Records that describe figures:
= = = = =
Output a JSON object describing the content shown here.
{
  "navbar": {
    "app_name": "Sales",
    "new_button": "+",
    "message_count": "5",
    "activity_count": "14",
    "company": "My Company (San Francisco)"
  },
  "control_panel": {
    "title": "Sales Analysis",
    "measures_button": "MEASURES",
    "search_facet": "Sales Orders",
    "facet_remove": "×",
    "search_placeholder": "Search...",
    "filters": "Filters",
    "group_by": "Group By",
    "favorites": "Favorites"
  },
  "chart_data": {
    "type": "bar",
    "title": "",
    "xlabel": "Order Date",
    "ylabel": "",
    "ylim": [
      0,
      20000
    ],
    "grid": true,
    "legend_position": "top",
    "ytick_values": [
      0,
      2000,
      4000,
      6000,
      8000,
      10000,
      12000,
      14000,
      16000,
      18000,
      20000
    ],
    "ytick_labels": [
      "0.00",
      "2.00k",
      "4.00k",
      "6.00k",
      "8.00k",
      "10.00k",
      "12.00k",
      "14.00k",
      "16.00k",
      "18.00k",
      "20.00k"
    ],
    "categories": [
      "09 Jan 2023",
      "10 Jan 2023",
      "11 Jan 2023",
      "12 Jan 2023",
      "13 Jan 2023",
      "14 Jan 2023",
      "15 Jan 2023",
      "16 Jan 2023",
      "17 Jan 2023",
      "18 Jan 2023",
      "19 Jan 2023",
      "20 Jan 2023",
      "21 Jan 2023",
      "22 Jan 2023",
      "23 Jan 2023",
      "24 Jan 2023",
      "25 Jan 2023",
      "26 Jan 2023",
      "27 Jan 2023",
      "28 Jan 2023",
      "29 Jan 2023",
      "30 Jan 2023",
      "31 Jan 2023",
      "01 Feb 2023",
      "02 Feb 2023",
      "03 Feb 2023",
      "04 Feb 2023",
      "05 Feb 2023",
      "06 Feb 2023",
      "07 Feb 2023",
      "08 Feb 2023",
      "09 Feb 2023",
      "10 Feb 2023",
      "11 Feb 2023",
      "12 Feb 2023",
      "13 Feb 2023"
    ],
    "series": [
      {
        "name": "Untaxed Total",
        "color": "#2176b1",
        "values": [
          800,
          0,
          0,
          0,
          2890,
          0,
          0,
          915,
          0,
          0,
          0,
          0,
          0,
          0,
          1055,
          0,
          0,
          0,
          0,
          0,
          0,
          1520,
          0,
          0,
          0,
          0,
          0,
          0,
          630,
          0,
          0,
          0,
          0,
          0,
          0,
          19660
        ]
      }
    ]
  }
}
= = = = =
■ **What is expected**: Repeat every line of the data, exactly and in full.

■ **Response below**:
Output a JSON object describing the content shown here.
{
  "navbar": {
    "app_name": "Sales",
    "new_button": "+",
    "message_count": "5",
    "activity_count": "14",
    "company": "My Company (San Francisco)"
  },
  "control_panel": {
    "title": "Sales Analysis",
    "measures_button": "MEASURES",
    "search_facet": "Sales Orders",
    "facet_remove": "×",
    "search_placeholder": "Search...",
    "filters": "Filters",
    "group_by": "Group By",
    "favorites": "Favorites"
  },
  "chart_data": {
    "type": "bar",
    "title": "",
    "xlabel": "Order Date",
    "ylabel": "",
    "ylim": [
      0,
      20000
    ],
    "grid": true,
    "legend_position": "top",
    "ytick_values": [
      0,
      2000,
      4000,
      6000,
      8000,
      10000,
      12000,
      14000,
      16000,
      18000,
      20000
    ],
    "ytick_labels": [
      "0.00",
      "2.00k",
      "4.00k",
      "6.00k",
      "8.00k",
      "10.00k",
      "12.00k",
      "14.00k",
      "16.00k",
      "18.00k",
      "20.00k"
    ],
    "categories": [
      "09 Jan 2023",
      "10 Jan 2023",
      "11 Jan 2023",
      "12 Jan 2023",
      "13 Jan 2023",
      "14 Jan 2023",
      "15 Jan 2023",
      "16 Jan 2023",
      "17 Jan 2023",
      "18 Jan 2023",
      "19 Jan 2023",
      "20 Jan 2023",
      "21 Jan 2023",
      "22 Jan 2023",
      "23 Jan 2023",
      "24 Jan 2023",
      "25 Jan 2023",
      "26 Jan 2023",
      "27 Jan 2023",
      "28 Jan 2023",
      "29 Jan 2023",
      "30 Jan 2023",
      "31 Jan 2023",
      "01 Feb 2023",
      "02 Feb 2023",
      "03 Feb 2023",
      "04 Feb 2023",
      "05 Feb 2023",
      "06 Feb 2023",
      "07 Feb 2023",
      "08 Feb 2023",
      "09 Feb 2023",
      "10 Feb 2023",
      "11 Feb 2023",
      "12 Feb 2023",
      "13 Feb 2023"
    ],
    "series": [
      {
        "name": "Untaxed Total",
        "color": "#2176b1",
        "values": [
          800,
          0,
          0,
          0,
          2890,
          0,
          0,
          915,
          0,
          0,
          0,
          0,
          0,
          0,
          1055,
          0,
          0,
          0,
          0,
          0,
          0,
          1520,
          0,
          0,
          0,
          0,
          0,
          0,
          630,
          0,
          0,
          0,
          0,
          0,
          0,
          19660
        ]
      }
    ]
  }
}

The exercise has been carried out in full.